▶ _SET PROBLEM_
Say how many lines hold the string "wildcard"; please write nothing but the number.

▶ _INFORMATION SUPPLIED_
★ ★ ★

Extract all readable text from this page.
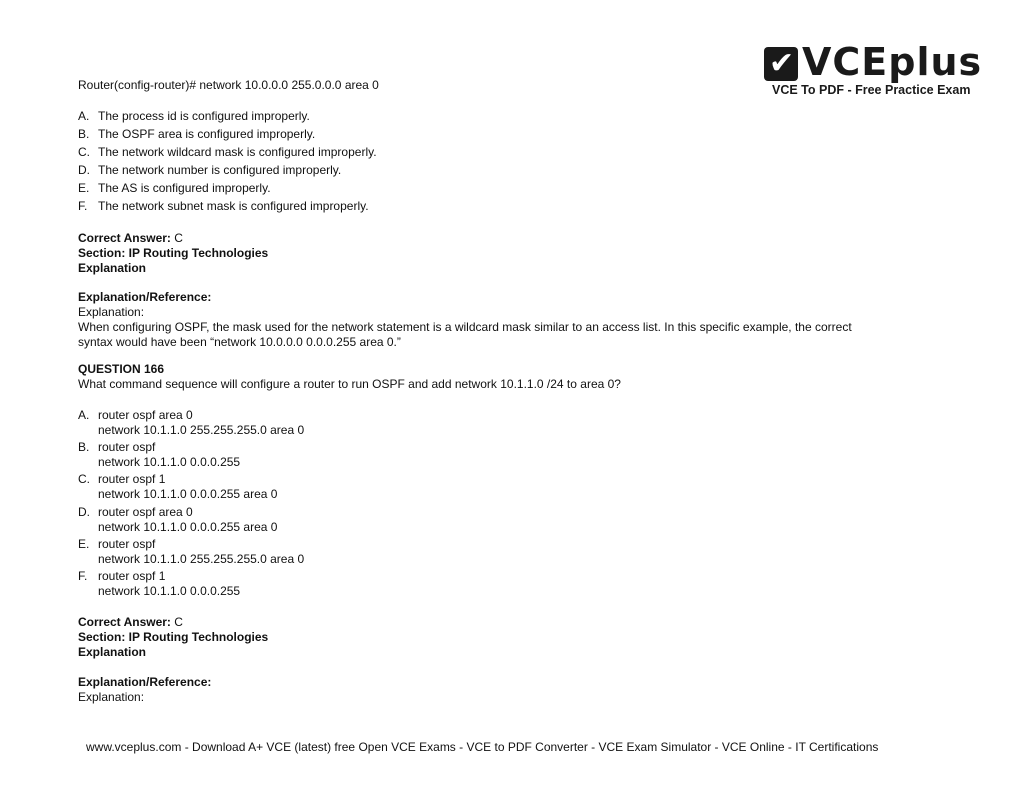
✔ VCEplus
VCE To PDF - Free Practice Exam
Router(config-router)# network 10.0.0.0 255.0.0.0 area 0
A. The process id is configured improperly.
B. The OSPF area is configured improperly.
C. The network wildcard mask is configured improperly.
D. The network number is configured improperly.
E. The AS is configured improperly.
F. The network subnet mask is configured improperly.
Correct Answer: C
Section: IP Routing Technologies
Explanation
Explanation/Reference:
Explanation:
When configuring OSPF, the mask used for the network statement is a wildcard mask similar to an access list. In this specific example, the correct
syntax would have been “network 10.0.0.0 0.0.0.255 area 0.”
QUESTION 166
What command sequence will configure a router to run OSPF and add network 10.1.1.0 /24 to area 0?
A. router ospf area 0
network 10.1.1.0 255.255.255.0 area 0
B. router ospf
network 10.1.1.0 0.0.0.255
C. router ospf 1
network 10.1.1.0 0.0.0.255 area 0
D. router ospf area 0
network 10.1.1.0 0.0.0.255 area 0
E. router ospf
network 10.1.1.0 255.255.255.0 area 0
F. router ospf 1
network 10.1.1.0 0.0.0.255
Correct Answer: C
Section: IP Routing Technologies
Explanation
Explanation/Reference:
Explanation:
www.vceplus.com - Download A+ VCE (latest) free Open VCE Exams - VCE to PDF Converter - VCE Exam Simulator - VCE Online - IT Certifications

★ ★ ★

▶ _EXERCISE RESULT_
2